● **GIVEN PROBLEM**
Look for the string "Baradla" and copy every line that has it.

-*-

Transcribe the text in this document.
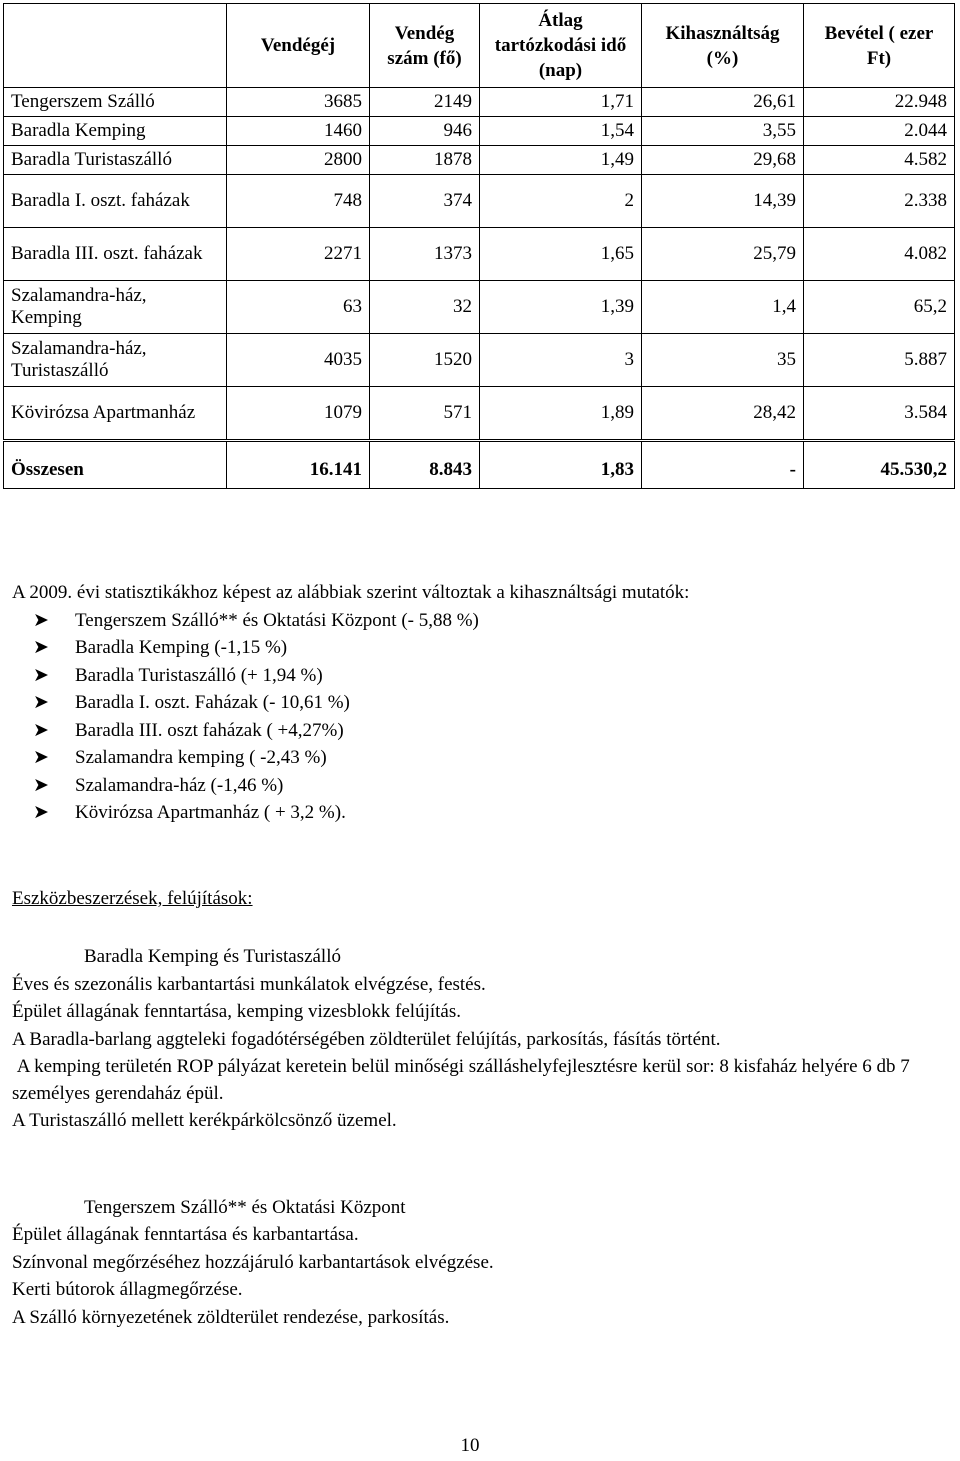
	Vendégéj	Vendég szám (fő)	Átlag tartózkodási idő (nap)	Kihasználtság (%)	Bevétel ( ezer Ft)
Tengerszem Szálló	3685	2149	1,71	26,61	22.948
Baradla Kemping	1460	946	1,54	3,55	2.044
Baradla Turistaszálló	2800	1878	1,49	29,68	4.582
Baradla I. oszt. faházak	748	374	2	14,39	2.338
Baradla III. oszt. faházak	2271	1373	1,65	25,79	4.082
Szalamandra-ház, Kemping	63	32	1,39	1,4	65,2
Szalamandra-ház, Turistaszálló	4035	1520	3	35	5.887
Kövirózsa Apartmanház	1079	571	1,89	28,42	3.584
Összesen	16.141	8.843	1,83	-	45.530,2

A 2009. évi statisztikákhoz képest az alábbiak szerint változtak a kihasználtsági mutatók:

➤ Tengerszem Szálló** és Oktatási Központ (- 5,88 %)
➤ Baradla Kemping (-1,15 %)
➤ Baradla Turistaszálló (+ 1,94 %)
➤ Baradla I. oszt. Faházak (- 10,61 %)
➤ Baradla III. oszt faházak ( +4,27%)
➤ Szalamandra kemping ( -2,43 %)
➤ Szalamandra-ház (-1,46 %)
➤ Kövirózsa Apartmanház ( + 3,2 %).
Eszközbeszerzések, felújítások:
Baradla Kemping és Turistaszálló

Éves és szezonális karbantartási munkálatok elvégzése, festés.

Épület állagának fenntartása, kemping vizesblokk felújítás.

A Baradla-barlang aggteleki fogadótérségében zöldterület felújítás, parkosítás, fásítás történt.

A kemping területén ROP pályázat keretein belül minőségi szálláshelyfejlesztésre kerül sor: 8 kisfaház helyére 6 db 7 személyes gerendaház épül.

A Turistaszálló mellett kerékpárkölcsönző üzemel.

Tengerszem Szálló** és Oktatási Központ

Épület állagának fenntartása és karbantartása.

Színvonal megőrzéséhez hozzájáruló karbantartások elvégzése.

Kerti bútorok állagmegőrzése.

A Szálló környezetének zöldterület rendezése, parkosítás.

10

-*-

● **PROBLEM SOLUTION**
Baradla Kemping	1460	946	1,54	3,55	2.044
Baradla Turistaszálló	2800	1878	1,49	29,68	4.582
Baradla I. oszt. faházak	748	374	2	14,39	2.338
Baradla III. oszt. faházak	2271	1373	1,65	25,79	4.082
➤ Baradla Kemping (-1,15 %)
➤ Baradla Turistaszálló (+ 1,94 %)
➤ Baradla I. oszt. Faházak (- 10,61 %)
➤ Baradla III. oszt faházak ( +4,27%)
Baradla Kemping és Turistaszálló
A Baradla-barlang aggteleki fogadótérségében zöldterület felújítás, parkosítás, fásítás történt.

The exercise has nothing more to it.